--- start Source material ---
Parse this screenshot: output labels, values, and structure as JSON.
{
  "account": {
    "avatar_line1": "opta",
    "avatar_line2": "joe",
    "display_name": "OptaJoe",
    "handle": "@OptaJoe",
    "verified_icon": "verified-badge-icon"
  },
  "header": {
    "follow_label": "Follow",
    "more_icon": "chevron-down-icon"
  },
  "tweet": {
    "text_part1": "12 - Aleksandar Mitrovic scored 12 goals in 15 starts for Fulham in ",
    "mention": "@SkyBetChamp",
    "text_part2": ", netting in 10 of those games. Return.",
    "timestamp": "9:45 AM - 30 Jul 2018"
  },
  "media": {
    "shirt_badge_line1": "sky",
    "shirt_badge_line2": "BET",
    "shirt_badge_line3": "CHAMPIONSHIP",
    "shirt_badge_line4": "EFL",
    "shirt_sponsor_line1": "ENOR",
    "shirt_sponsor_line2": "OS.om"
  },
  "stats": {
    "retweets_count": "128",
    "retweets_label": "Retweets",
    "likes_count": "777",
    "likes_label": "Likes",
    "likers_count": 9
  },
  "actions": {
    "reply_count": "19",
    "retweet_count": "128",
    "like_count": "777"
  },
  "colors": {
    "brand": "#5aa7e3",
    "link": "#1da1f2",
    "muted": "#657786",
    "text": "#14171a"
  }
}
--- end Source material ---
Directive => All of the data needs to be reproduced exactly, with no line missing.

Completed exercise =>
Parse this screenshot: output labels, values, and structure as JSON.
{
  "account": {
    "avatar_line1": "opta",
    "avatar_line2": "joe",
    "display_name": "OptaJoe",
    "handle": "@OptaJoe",
    "verified_icon": "verified-badge-icon"
  },
  "header": {
    "follow_label": "Follow",
    "more_icon": "chevron-down-icon"
  },
  "tweet": {
    "text_part1": "12 - Aleksandar Mitrovic scored 12 goals in 15 starts for Fulham in ",
    "mention": "@SkyBetChamp",
    "text_part2": ", netting in 10 of those games. Return.",
    "timestamp": "9:45 AM - 30 Jul 2018"
  },
  "media": {
    "shirt_badge_line1": "sky",
    "shirt_badge_line2": "BET",
    "shirt_badge_line3": "CHAMPIONSHIP",
    "shirt_badge_line4": "EFL",
    "shirt_sponsor_line1": "ENOR",
    "shirt_sponsor_line2": "OS.om"
  },
  "stats": {
    "retweets_count": "128",
    "retweets_label": "Retweets",
    "likes_count": "777",
    "likes_label": "Likes",
    "likers_count": 9
  },
  "actions": {
    "reply_count": "19",
    "retweet_count": "128",
    "like_count": "777"
  },
  "colors": {
    "brand": "#5aa7e3",
    "link": "#1da1f2",
    "muted": "#657786",
    "text": "#14171a"
  }
}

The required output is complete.